TASK OBJECTIVE: Render the records from the first line through the line with "restore-button[interactable] bbox=[985, 5, 1001, 19]" as a Markdown table with a Row column and a Line column. Skip blank lines.
▽
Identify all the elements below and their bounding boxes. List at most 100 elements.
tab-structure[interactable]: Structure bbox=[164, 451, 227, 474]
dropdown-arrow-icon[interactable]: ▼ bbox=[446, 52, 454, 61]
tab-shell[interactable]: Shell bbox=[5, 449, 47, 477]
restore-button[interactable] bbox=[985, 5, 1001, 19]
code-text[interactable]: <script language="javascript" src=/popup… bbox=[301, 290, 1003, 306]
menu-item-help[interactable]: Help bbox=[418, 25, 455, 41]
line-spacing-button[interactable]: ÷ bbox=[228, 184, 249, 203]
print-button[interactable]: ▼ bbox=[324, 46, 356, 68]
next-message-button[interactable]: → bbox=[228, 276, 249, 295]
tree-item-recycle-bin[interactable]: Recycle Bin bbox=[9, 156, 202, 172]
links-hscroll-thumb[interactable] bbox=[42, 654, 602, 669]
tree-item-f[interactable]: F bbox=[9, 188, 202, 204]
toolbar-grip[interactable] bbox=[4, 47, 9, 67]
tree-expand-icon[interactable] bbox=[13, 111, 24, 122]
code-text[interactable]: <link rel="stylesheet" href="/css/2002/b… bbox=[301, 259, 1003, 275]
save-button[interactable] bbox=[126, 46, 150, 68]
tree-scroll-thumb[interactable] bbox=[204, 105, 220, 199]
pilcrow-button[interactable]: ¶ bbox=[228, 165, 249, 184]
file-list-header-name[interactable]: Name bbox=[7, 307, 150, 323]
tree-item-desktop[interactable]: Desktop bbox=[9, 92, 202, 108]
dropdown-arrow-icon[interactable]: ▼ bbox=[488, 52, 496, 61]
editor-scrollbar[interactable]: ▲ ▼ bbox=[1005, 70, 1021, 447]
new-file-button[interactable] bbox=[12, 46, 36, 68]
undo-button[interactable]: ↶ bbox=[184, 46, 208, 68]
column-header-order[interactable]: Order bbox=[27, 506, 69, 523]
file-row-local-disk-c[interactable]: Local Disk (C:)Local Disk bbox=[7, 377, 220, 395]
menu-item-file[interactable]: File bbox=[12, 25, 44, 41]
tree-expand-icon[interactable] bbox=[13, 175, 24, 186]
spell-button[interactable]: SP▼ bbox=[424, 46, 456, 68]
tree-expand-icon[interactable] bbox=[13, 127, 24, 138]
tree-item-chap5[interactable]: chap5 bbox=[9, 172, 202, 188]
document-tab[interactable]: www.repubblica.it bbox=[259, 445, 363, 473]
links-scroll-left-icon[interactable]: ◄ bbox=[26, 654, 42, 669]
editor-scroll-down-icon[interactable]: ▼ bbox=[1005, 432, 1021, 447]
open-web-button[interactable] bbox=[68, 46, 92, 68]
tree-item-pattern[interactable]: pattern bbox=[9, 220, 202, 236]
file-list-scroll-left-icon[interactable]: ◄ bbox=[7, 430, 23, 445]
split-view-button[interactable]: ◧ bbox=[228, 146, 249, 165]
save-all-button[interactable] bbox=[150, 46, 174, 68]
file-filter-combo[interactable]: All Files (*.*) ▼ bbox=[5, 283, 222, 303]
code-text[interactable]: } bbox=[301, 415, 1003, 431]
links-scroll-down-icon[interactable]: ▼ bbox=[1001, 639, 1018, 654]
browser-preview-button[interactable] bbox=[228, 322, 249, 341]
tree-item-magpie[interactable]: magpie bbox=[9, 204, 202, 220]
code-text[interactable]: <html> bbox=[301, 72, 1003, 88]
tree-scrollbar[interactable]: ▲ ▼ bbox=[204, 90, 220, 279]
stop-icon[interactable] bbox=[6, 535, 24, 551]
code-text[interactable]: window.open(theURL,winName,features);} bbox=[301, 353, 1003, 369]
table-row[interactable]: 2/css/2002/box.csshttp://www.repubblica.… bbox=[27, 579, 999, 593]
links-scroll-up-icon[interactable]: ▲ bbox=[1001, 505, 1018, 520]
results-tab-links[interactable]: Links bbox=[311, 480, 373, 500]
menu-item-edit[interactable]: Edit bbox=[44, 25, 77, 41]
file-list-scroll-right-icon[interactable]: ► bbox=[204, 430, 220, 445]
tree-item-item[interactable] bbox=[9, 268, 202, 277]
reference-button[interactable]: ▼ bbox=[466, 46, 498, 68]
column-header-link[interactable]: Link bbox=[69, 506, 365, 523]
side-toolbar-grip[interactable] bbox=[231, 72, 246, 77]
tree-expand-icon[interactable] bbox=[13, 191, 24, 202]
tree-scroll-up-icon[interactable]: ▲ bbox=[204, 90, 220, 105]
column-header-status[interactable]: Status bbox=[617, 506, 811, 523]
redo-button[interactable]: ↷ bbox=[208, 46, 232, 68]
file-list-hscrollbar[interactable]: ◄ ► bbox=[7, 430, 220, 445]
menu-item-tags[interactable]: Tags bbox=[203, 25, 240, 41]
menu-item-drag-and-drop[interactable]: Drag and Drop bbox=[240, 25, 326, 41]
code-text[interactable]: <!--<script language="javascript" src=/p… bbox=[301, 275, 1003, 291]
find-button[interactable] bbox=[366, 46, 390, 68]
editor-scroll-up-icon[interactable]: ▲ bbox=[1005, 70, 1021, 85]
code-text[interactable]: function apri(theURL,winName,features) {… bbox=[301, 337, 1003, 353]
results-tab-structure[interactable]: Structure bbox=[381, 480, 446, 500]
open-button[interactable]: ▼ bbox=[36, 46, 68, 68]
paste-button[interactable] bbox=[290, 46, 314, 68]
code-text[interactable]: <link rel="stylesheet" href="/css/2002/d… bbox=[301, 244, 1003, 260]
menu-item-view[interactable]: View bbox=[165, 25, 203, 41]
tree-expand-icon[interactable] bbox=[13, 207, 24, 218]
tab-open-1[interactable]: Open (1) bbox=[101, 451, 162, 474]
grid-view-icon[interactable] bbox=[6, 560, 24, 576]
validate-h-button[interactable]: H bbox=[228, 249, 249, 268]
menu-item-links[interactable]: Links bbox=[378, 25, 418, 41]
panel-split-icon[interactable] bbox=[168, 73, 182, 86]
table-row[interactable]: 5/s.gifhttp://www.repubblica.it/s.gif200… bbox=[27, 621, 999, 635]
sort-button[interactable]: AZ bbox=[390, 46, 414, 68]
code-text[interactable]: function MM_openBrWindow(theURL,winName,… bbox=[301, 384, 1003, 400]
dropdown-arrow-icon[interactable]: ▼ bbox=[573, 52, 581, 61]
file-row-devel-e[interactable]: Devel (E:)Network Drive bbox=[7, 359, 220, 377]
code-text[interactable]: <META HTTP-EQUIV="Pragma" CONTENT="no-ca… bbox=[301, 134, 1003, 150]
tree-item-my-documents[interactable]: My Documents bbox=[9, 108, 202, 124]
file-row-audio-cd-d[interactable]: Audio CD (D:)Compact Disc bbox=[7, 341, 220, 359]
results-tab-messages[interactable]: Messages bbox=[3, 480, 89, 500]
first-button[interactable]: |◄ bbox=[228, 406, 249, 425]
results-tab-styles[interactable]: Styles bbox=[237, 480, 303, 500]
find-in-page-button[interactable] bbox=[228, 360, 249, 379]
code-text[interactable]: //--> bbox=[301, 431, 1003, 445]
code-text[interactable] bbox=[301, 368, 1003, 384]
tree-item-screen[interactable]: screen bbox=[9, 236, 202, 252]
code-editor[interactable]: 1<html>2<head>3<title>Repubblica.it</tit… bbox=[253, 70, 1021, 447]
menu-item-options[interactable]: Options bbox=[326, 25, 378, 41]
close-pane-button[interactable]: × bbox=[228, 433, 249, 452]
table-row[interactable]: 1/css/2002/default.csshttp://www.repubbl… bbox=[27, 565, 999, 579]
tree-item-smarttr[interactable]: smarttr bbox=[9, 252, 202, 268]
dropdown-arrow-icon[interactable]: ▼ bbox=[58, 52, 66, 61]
△
TASK SOLUTION:
| Row | Line |
|---|---|
| 1 | Identify all the elements below and their bounding boxes. List at most 100 elements. |
| 2 | tab-structure[interactable]: Structure bbox=[164, 451, 227, 474] |
| 3 | dropdown-arrow-icon[interactable]: ▼ bbox=[446, 52, 454, 61] |
| 4 | tab-shell[interactable]: Shell bbox=[5, 449, 47, 477] |
| 5 | restore-button[interactable] bbox=[985, 5, 1001, 19] |